- **Input data**
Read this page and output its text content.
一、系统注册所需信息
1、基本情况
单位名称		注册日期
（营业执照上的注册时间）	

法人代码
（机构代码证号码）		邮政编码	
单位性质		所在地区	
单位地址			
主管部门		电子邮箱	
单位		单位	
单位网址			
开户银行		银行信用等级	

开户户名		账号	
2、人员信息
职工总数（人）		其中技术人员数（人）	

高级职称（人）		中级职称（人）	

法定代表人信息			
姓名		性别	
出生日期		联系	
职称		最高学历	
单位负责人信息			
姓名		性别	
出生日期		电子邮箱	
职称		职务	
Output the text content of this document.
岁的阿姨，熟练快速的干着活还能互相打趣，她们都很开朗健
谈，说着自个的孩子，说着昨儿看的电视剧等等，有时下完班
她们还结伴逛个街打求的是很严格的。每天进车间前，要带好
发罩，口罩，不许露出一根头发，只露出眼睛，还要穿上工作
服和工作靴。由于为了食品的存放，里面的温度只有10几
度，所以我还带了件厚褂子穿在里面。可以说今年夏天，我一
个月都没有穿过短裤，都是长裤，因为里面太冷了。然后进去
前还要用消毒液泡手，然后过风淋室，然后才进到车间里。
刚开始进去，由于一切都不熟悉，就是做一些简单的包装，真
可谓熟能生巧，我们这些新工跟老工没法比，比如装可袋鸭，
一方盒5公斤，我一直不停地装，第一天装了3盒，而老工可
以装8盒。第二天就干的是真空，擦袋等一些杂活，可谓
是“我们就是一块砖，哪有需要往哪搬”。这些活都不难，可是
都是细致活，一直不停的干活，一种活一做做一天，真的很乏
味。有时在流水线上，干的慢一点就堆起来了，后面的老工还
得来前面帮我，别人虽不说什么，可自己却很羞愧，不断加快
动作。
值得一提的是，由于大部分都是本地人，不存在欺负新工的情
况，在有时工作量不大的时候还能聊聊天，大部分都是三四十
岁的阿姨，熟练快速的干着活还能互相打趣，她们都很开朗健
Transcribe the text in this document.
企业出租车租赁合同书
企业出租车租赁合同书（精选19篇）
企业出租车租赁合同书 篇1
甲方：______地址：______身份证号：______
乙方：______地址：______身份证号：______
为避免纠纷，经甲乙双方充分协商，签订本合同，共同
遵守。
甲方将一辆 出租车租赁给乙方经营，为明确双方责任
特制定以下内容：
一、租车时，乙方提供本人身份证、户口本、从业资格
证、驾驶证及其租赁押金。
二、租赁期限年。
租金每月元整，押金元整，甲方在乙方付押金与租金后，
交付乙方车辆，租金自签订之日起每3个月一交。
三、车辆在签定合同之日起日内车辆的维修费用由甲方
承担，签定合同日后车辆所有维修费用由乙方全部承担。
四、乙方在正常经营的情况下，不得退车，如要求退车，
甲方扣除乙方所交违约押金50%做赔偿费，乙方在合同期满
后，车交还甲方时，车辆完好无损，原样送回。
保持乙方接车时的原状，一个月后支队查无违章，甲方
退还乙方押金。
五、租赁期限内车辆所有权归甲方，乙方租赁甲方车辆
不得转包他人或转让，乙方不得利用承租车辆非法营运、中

- **Exercise description**
Print every line of the records exactly. Omit nothing.

- **Final result**
Read this page and output its text content.
一、系统注册所需信息
1、基本情况
单位名称		注册日期
（营业执照上的注册时间）	

法人代码
（机构代码证号码）		邮政编码	
单位性质		所在地区	
单位地址			
主管部门		电子邮箱	
单位		单位	
单位网址			
开户银行		银行信用等级	

开户户名		账号	
2、人员信息
职工总数（人）		其中技术人员数（人）	

高级职称（人）		中级职称（人）	

法定代表人信息			
姓名		性别	
出生日期		联系	
职称		最高学历	
单位负责人信息			
姓名		性别	
出生日期		电子邮箱	
职称		职务	
Output the text content of this document.
岁的阿姨，熟练快速的干着活还能互相打趣，她们都很开朗健
谈，说着自个的孩子，说着昨儿看的电视剧等等，有时下完班
她们还结伴逛个街打求的是很严格的。每天进车间前，要带好
发罩，口罩，不许露出一根头发，只露出眼睛，还要穿上工作
服和工作靴。由于为了食品的存放，里面的温度只有10几
度，所以我还带了件厚褂子穿在里面。可以说今年夏天，我一
个月都没有穿过短裤，都是长裤，因为里面太冷了。然后进去
前还要用消毒液泡手，然后过风淋室，然后才进到车间里。
刚开始进去，由于一切都不熟悉，就是做一些简单的包装，真
可谓熟能生巧，我们这些新工跟老工没法比，比如装可袋鸭，
一方盒5公斤，我一直不停地装，第一天装了3盒，而老工可
以装8盒。第二天就干的是真空，擦袋等一些杂活，可谓
是“我们就是一块砖，哪有需要往哪搬”。这些活都不难，可是
都是细致活，一直不停的干活，一种活一做做一天，真的很乏
味。有时在流水线上，干的慢一点就堆起来了，后面的老工还
得来前面帮我，别人虽不说什么，可自己却很羞愧，不断加快
动作。
值得一提的是，由于大部分都是本地人，不存在欺负新工的情
况，在有时工作量不大的时候还能聊聊天，大部分都是三四十
岁的阿姨，熟练快速的干着活还能互相打趣，她们都很开朗健
Transcribe the text in this document.
企业出租车租赁合同书
企业出租车租赁合同书（精选19篇）
企业出租车租赁合同书 篇1
甲方：______地址：______身份证号：______
乙方：______地址：______身份证号：______
为避免纠纷，经甲乙双方充分协商，签订本合同，共同
遵守。
甲方将一辆 出租车租赁给乙方经营，为明确双方责任
特制定以下内容：
一、租车时，乙方提供本人身份证、户口本、从业资格
证、驾驶证及其租赁押金。
二、租赁期限年。
租金每月元整，押金元整，甲方在乙方付押金与租金后，
交付乙方车辆，租金自签订之日起每3个月一交。
三、车辆在签定合同之日起日内车辆的维修费用由甲方
承担，签定合同日后车辆所有维修费用由乙方全部承担。
四、乙方在正常经营的情况下，不得退车，如要求退车，
甲方扣除乙方所交违约押金50%做赔偿费，乙方在合同期满
后，车交还甲方时，车辆完好无损，原样送回。
保持乙方接车时的原状，一个月后支队查无违章，甲方
退还乙方押金。
五、租赁期限内车辆所有权归甲方，乙方租赁甲方车辆
不得转包他人或转让，乙方不得利用承租车辆非法营运、中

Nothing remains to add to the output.